--- begin EXERCISE INPUT ---

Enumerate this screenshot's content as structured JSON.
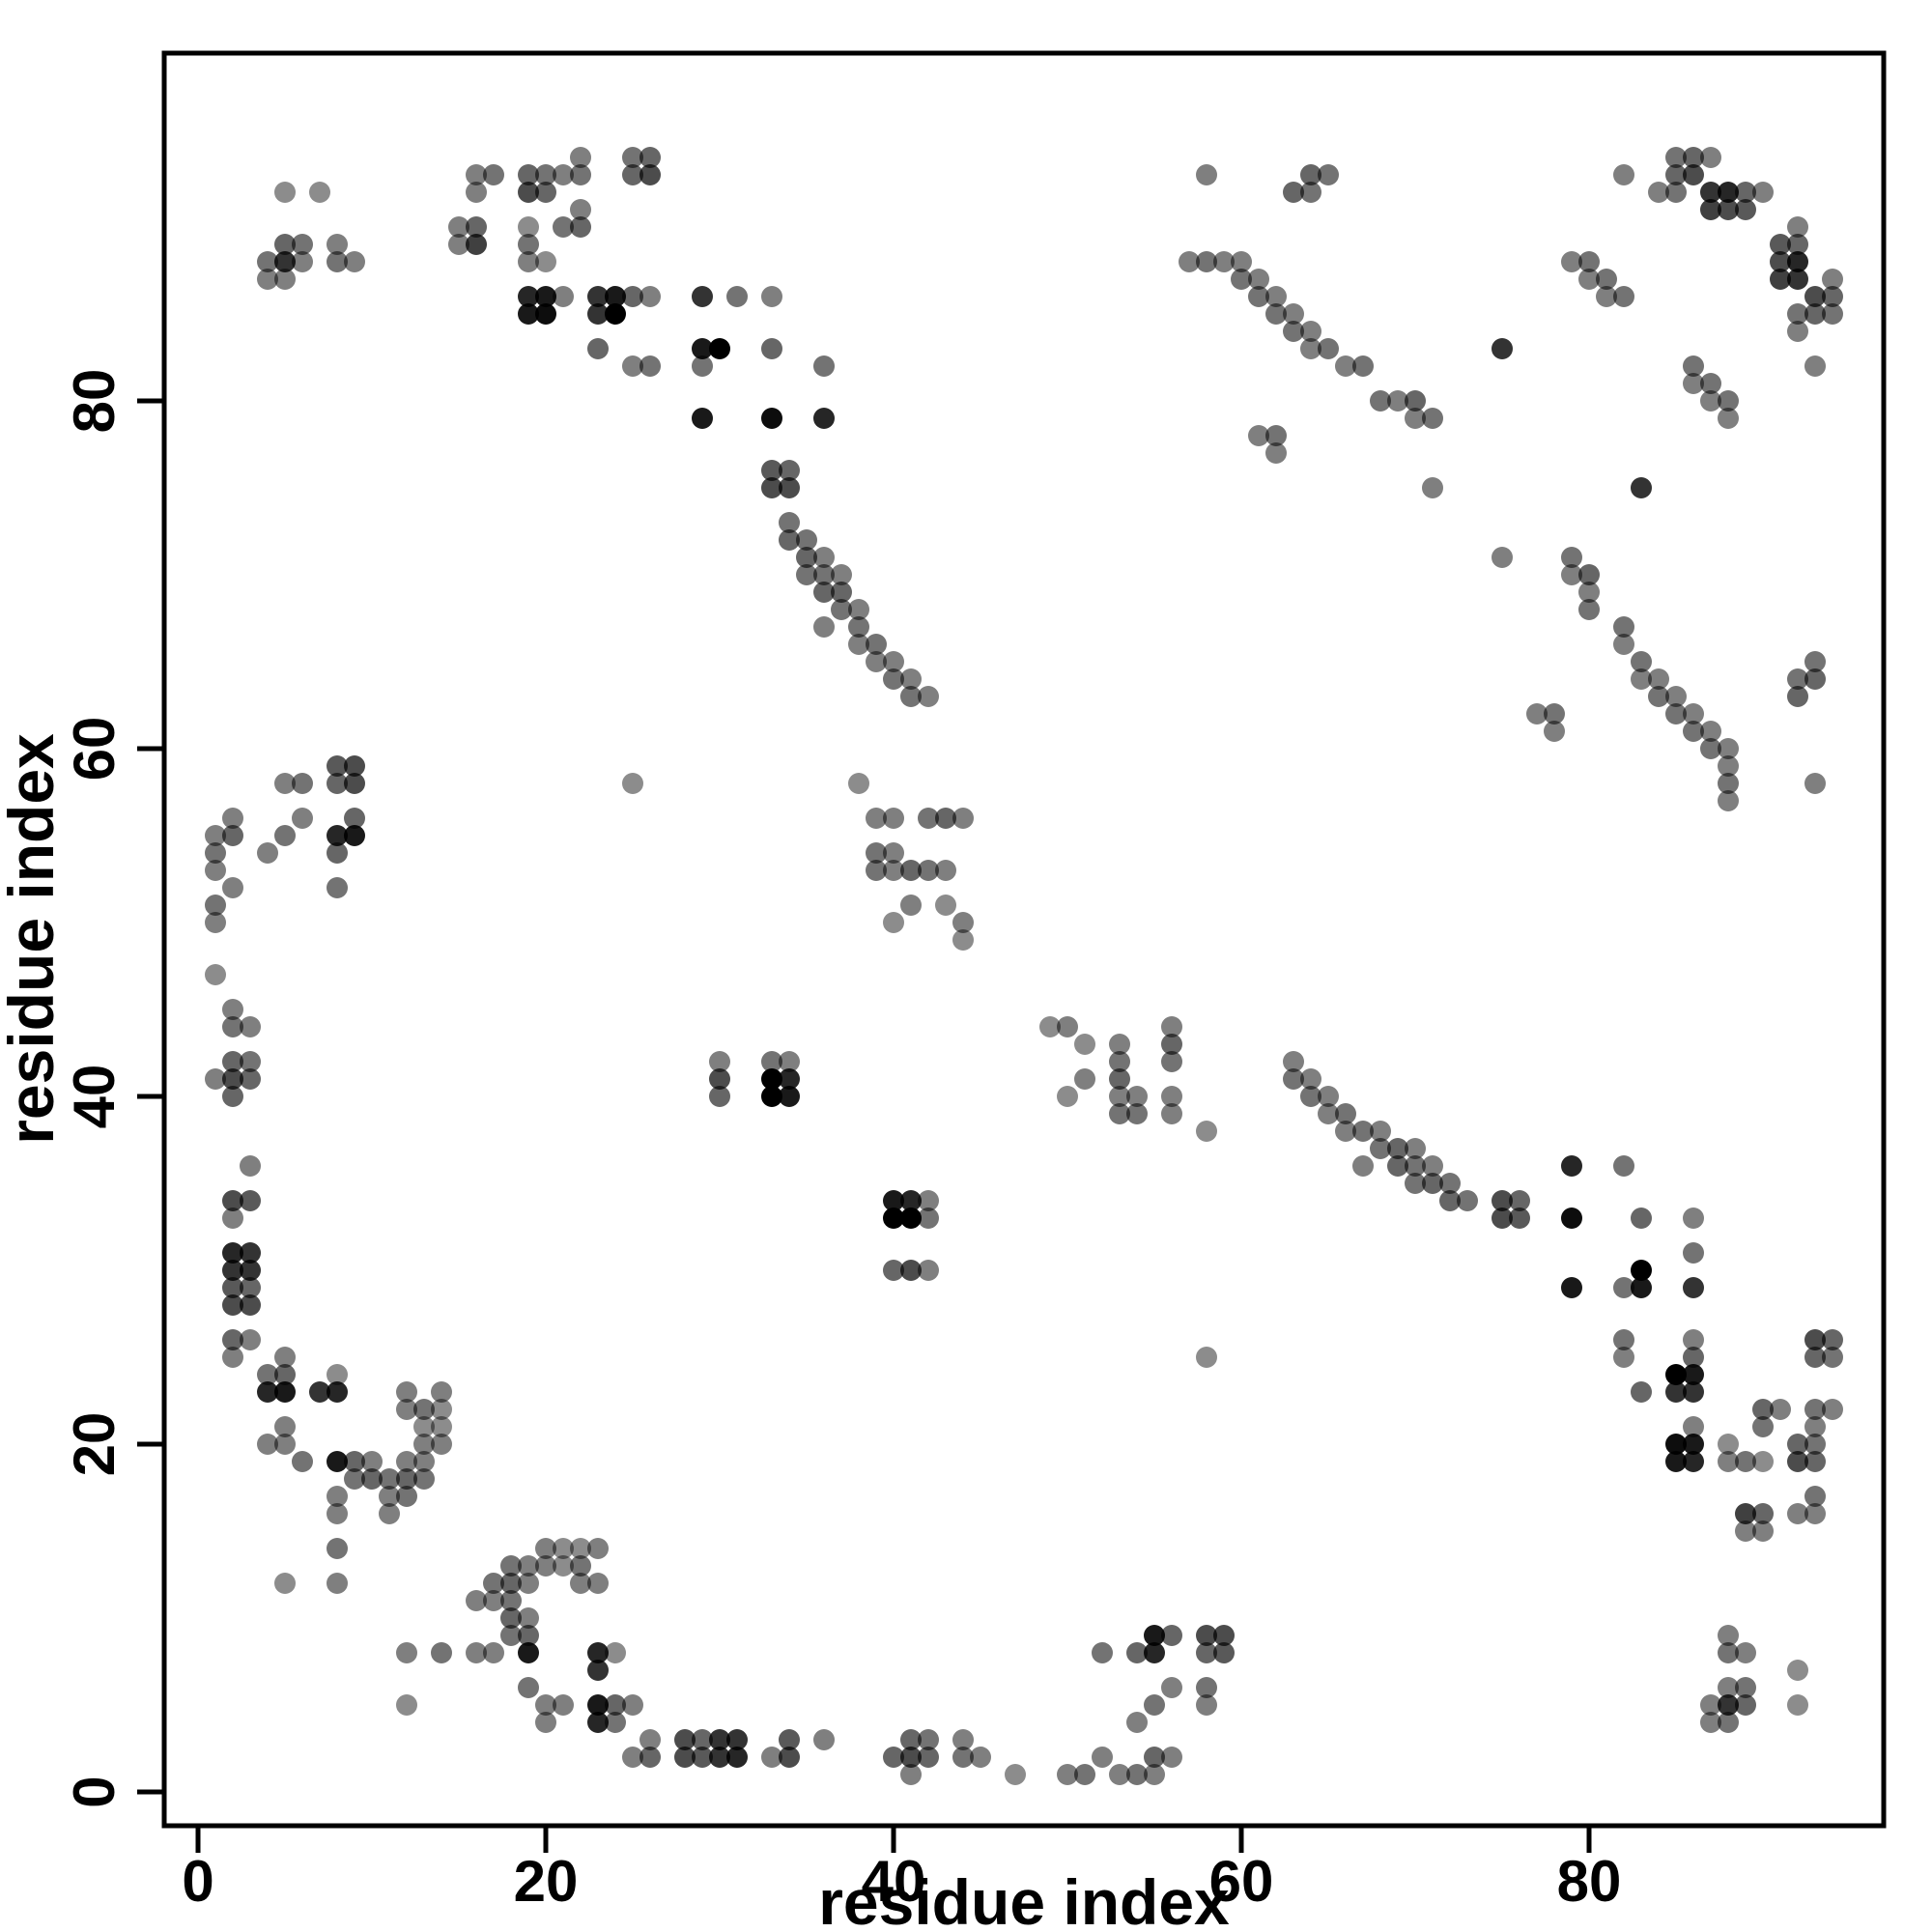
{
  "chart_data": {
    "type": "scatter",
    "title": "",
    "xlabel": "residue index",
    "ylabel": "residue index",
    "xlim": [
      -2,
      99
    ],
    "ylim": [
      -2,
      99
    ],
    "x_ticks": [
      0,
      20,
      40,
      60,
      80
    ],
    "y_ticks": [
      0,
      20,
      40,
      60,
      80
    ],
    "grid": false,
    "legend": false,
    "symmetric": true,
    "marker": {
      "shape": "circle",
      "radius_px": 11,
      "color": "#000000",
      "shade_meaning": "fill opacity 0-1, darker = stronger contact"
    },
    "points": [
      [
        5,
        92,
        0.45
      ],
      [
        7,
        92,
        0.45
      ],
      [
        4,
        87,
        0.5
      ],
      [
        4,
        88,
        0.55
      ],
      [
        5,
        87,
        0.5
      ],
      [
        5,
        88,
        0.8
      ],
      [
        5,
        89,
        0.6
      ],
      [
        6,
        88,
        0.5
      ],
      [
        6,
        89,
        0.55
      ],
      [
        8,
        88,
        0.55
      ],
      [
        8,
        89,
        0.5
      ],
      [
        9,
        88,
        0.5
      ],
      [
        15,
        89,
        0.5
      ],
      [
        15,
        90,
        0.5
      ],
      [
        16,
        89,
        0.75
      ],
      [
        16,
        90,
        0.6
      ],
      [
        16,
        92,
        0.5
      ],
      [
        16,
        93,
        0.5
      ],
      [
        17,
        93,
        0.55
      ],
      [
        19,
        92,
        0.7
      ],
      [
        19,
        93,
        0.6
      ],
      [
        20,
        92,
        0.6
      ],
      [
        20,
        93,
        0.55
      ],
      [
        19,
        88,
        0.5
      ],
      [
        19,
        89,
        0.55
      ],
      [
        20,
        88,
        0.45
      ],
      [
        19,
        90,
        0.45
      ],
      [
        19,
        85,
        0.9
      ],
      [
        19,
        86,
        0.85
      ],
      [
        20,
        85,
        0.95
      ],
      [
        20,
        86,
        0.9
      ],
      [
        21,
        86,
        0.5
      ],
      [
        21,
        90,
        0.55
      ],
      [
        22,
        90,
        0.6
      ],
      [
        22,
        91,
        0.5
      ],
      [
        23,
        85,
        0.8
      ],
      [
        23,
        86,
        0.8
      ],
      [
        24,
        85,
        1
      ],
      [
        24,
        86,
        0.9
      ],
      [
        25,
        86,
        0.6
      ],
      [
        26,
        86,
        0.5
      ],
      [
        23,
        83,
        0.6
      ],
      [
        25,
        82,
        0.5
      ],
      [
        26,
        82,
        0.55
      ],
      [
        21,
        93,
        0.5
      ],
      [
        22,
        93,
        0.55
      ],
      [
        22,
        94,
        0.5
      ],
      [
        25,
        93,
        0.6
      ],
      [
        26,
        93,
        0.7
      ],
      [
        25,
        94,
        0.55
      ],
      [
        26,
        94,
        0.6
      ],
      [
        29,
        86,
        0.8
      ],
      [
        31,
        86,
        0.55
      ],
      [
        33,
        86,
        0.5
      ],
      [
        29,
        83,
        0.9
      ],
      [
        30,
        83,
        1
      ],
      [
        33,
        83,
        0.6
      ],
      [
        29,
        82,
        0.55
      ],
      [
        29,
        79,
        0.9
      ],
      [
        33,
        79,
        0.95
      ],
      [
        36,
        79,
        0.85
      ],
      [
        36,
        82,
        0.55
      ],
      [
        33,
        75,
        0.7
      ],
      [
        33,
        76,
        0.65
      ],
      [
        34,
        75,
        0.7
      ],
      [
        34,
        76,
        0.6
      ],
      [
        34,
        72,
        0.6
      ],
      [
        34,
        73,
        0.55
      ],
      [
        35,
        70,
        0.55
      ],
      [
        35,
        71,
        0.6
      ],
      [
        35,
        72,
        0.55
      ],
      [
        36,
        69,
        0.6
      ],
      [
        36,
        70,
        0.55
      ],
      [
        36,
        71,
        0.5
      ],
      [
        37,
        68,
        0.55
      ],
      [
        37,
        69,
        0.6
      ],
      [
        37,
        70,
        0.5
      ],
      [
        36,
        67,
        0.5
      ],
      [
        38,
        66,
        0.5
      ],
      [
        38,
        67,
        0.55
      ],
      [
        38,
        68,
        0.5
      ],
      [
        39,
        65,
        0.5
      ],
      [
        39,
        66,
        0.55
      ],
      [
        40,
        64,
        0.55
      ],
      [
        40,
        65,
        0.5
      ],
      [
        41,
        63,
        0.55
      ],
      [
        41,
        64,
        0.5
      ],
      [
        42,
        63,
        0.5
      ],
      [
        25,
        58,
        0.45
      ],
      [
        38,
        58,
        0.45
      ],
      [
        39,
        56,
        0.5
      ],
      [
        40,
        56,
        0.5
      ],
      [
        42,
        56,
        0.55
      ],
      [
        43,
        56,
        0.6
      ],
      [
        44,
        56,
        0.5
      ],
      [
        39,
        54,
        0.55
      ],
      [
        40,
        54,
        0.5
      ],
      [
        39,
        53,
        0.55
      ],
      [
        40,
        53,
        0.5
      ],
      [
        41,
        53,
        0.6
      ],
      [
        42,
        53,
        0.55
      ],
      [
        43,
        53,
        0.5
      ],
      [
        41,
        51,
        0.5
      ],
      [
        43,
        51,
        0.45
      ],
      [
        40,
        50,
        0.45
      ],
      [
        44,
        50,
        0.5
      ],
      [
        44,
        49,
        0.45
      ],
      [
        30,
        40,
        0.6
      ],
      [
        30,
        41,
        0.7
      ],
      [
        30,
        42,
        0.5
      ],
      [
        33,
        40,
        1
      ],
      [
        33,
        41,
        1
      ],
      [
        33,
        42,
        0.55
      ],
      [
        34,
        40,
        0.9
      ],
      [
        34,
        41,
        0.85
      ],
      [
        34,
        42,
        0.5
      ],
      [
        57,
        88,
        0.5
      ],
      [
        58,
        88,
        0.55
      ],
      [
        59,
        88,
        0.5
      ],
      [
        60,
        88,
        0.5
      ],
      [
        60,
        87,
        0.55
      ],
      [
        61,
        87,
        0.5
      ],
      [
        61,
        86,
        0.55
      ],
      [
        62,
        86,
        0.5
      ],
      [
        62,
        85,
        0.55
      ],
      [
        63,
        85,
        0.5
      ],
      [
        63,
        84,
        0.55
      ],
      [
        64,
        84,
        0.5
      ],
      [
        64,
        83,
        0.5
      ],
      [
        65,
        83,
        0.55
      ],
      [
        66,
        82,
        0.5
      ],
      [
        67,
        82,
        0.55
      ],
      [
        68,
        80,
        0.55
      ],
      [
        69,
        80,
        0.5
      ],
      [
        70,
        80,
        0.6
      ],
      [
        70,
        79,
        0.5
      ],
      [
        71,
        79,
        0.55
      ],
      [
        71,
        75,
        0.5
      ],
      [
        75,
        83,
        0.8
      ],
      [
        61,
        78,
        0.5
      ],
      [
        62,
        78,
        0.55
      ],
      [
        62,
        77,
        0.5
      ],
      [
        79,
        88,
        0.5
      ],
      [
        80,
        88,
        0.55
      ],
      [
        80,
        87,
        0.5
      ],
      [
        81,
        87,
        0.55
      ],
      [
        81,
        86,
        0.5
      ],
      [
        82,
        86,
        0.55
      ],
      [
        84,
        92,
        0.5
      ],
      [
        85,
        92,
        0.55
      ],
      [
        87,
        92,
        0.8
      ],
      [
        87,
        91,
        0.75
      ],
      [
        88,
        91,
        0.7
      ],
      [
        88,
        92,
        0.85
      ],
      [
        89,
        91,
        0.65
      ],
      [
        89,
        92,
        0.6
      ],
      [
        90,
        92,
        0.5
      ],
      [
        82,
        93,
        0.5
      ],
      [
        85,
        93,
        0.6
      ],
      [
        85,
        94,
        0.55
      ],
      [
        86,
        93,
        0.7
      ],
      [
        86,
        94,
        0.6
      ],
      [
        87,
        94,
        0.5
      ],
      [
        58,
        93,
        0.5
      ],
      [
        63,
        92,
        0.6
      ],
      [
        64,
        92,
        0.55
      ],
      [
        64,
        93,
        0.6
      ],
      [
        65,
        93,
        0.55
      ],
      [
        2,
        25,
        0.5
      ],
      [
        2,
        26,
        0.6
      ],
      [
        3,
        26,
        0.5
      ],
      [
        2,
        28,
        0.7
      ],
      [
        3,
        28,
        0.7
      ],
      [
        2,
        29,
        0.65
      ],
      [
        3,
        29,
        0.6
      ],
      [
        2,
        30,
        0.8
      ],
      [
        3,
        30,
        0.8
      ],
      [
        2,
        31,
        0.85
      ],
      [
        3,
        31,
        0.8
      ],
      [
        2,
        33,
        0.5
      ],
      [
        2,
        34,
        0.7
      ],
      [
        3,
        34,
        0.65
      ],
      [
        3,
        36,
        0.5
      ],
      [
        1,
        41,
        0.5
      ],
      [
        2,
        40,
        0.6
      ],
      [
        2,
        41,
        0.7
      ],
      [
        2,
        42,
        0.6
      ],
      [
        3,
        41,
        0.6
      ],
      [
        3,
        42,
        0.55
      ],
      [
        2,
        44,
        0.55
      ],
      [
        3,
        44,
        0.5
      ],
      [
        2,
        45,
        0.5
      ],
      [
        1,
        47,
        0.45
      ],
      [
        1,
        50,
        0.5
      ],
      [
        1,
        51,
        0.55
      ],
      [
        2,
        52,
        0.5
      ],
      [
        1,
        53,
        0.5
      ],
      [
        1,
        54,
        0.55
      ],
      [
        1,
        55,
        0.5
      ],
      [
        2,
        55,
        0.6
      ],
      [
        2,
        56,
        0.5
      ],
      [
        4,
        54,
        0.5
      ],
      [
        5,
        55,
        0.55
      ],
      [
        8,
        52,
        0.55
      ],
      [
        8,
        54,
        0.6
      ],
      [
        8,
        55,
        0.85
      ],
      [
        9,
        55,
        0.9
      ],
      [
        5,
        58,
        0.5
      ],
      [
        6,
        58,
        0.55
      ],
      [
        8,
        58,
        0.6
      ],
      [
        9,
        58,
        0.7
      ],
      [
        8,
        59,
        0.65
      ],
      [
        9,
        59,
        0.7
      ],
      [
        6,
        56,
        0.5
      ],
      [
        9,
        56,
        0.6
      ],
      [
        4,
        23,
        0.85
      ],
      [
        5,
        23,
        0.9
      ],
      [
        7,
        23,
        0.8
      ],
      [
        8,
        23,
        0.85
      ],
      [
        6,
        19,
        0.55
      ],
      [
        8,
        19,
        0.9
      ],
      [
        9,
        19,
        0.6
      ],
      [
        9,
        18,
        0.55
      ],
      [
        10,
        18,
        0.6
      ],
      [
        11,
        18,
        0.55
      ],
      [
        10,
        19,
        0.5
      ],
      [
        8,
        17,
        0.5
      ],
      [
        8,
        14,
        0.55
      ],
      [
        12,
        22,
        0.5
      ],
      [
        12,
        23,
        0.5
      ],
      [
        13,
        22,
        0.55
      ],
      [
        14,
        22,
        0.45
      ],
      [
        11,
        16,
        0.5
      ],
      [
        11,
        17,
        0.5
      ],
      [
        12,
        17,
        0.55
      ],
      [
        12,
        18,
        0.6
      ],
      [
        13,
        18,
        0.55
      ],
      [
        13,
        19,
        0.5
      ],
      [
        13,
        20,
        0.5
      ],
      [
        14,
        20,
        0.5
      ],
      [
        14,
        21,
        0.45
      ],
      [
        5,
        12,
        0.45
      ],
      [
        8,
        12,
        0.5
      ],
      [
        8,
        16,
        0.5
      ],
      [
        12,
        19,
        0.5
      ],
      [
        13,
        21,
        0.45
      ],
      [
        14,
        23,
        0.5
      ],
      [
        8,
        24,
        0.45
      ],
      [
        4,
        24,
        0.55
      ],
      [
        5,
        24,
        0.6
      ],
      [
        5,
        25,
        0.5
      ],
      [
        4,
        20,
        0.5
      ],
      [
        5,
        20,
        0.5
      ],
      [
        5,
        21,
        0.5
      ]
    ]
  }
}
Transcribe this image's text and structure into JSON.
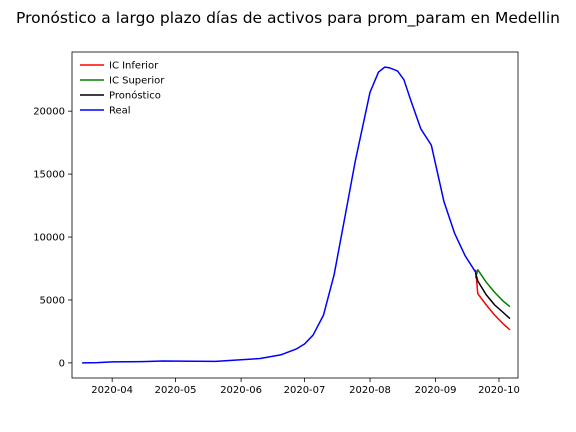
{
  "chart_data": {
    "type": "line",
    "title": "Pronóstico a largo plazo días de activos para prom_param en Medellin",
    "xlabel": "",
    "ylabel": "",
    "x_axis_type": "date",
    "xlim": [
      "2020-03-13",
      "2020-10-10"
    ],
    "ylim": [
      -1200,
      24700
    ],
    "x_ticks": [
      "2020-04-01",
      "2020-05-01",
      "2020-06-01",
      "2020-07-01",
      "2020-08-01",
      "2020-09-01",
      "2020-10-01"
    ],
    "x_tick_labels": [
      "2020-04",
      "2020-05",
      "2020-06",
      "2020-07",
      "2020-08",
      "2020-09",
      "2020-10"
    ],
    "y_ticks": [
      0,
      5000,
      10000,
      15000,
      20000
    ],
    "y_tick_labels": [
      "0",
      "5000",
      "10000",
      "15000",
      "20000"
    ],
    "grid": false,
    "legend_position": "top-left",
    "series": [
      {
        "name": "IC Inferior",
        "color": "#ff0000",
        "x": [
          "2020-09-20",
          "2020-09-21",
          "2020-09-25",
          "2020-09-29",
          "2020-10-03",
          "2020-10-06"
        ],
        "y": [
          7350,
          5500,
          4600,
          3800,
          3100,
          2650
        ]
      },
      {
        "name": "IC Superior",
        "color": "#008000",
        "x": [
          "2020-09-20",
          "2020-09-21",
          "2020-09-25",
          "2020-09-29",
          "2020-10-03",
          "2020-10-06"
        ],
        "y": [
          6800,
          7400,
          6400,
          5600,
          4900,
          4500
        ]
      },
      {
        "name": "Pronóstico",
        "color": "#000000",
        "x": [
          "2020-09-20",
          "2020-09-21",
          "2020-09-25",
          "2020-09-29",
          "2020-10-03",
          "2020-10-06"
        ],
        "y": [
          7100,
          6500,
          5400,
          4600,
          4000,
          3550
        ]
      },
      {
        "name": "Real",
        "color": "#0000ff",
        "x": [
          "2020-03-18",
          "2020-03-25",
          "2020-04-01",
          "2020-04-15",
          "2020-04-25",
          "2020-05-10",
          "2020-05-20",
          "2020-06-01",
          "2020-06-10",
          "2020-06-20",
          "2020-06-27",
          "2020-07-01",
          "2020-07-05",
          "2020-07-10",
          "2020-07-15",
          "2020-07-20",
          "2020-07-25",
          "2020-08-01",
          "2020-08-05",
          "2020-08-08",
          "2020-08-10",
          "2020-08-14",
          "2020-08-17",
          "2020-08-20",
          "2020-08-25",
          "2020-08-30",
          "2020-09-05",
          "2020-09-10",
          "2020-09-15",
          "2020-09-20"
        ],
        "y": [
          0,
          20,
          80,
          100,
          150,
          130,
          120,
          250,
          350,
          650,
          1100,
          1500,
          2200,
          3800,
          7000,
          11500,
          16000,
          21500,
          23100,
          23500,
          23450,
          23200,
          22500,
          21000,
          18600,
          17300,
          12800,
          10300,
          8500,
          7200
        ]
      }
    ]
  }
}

--- end EXERCISE INPUT ---

From the entries above, pull out each line that includes "JSON".

Enumerate this screenshot's content as structured JSON.
Transcribe this image's text and structure into JSON.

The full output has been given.